- _Written problem_: Write out the records below once more, exactly as they stand.

[Figure contents as structured data]
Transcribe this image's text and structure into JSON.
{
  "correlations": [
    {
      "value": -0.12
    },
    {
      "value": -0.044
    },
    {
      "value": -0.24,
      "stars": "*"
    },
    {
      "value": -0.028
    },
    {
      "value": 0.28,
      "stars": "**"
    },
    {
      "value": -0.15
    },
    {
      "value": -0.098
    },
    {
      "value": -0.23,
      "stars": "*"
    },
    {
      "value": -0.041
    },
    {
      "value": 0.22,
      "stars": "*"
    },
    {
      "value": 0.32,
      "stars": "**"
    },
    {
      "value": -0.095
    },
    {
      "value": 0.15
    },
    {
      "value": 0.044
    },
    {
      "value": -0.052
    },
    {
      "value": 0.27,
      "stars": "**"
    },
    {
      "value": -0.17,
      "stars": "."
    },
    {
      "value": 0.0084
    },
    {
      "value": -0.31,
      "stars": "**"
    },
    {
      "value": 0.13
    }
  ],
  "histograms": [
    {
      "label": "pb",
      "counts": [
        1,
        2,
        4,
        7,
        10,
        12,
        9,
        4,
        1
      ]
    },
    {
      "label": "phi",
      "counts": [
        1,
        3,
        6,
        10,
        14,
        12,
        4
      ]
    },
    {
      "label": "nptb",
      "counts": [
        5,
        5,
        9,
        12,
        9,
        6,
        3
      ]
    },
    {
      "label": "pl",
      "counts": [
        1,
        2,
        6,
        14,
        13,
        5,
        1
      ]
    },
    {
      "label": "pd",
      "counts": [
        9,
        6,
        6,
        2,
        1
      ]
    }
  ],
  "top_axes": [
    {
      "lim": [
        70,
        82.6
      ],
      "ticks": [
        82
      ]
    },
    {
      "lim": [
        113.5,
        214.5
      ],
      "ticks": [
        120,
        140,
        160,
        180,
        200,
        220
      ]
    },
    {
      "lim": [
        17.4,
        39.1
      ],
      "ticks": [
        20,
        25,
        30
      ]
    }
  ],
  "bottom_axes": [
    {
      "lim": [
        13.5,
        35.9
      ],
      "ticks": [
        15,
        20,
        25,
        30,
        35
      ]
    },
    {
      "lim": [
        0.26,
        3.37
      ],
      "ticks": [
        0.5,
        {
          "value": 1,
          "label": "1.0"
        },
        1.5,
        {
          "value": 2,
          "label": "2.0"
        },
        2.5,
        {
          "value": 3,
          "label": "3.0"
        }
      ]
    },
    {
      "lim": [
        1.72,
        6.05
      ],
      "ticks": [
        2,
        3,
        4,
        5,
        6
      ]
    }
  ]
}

- _Task response_:
Transcribe this image's text and structure into JSON.
{
  "correlations": [
    {
      "value": -0.12
    },
    {
      "value": -0.044
    },
    {
      "value": -0.24,
      "stars": "*"
    },
    {
      "value": -0.028
    },
    {
      "value": 0.28,
      "stars": "**"
    },
    {
      "value": -0.15
    },
    {
      "value": -0.098
    },
    {
      "value": -0.23,
      "stars": "*"
    },
    {
      "value": -0.041
    },
    {
      "value": 0.22,
      "stars": "*"
    },
    {
      "value": 0.32,
      "stars": "**"
    },
    {
      "value": -0.095
    },
    {
      "value": 0.15
    },
    {
      "value": 0.044
    },
    {
      "value": -0.052
    },
    {
      "value": 0.27,
      "stars": "**"
    },
    {
      "value": -0.17,
      "stars": "."
    },
    {
      "value": 0.0084
    },
    {
      "value": -0.31,
      "stars": "**"
    },
    {
      "value": 0.13
    }
  ],
  "histograms": [
    {
      "label": "pb",
      "counts": [
        1,
        2,
        4,
        7,
        10,
        12,
        9,
        4,
        1
      ]
    },
    {
      "label": "phi",
      "counts": [
        1,
        3,
        6,
        10,
        14,
        12,
        4
      ]
    },
    {
      "label": "nptb",
      "counts": [
        5,
        5,
        9,
        12,
        9,
        6,
        3
      ]
    },
    {
      "label": "pl",
      "counts": [
        1,
        2,
        6,
        14,
        13,
        5,
        1
      ]
    },
    {
      "label": "pd",
      "counts": [
        9,
        6,
        6,
        2,
        1
      ]
    }
  ],
  "top_axes": [
    {
      "lim": [
        70,
        82.6
      ],
      "ticks": [
        82
      ]
    },
    {
      "lim": [
        113.5,
        214.5
      ],
      "ticks": [
        120,
        140,
        160,
        180,
        200,
        220
      ]
    },
    {
      "lim": [
        17.4,
        39.1
      ],
      "ticks": [
        20,
        25,
        30
      ]
    }
  ],
  "bottom_axes": [
    {
      "lim": [
        13.5,
        35.9
      ],
      "ticks": [
        15,
        20,
        25,
        30,
        35
      ]
    },
    {
      "lim": [
        0.26,
        3.37
      ],
      "ticks": [
        0.5,
        {
          "value": 1,
          "label": "1.0"
        },
        1.5,
        {
          "value": 2,
          "label": "2.0"
        },
        2.5,
        {
          "value": 3,
          "label": "3.0"
        }
      ]
    },
    {
      "lim": [
        1.72,
        6.05
      ],
      "ticks": [
        2,
        3,
        4,
        5,
        6
      ]
    }
  ]
}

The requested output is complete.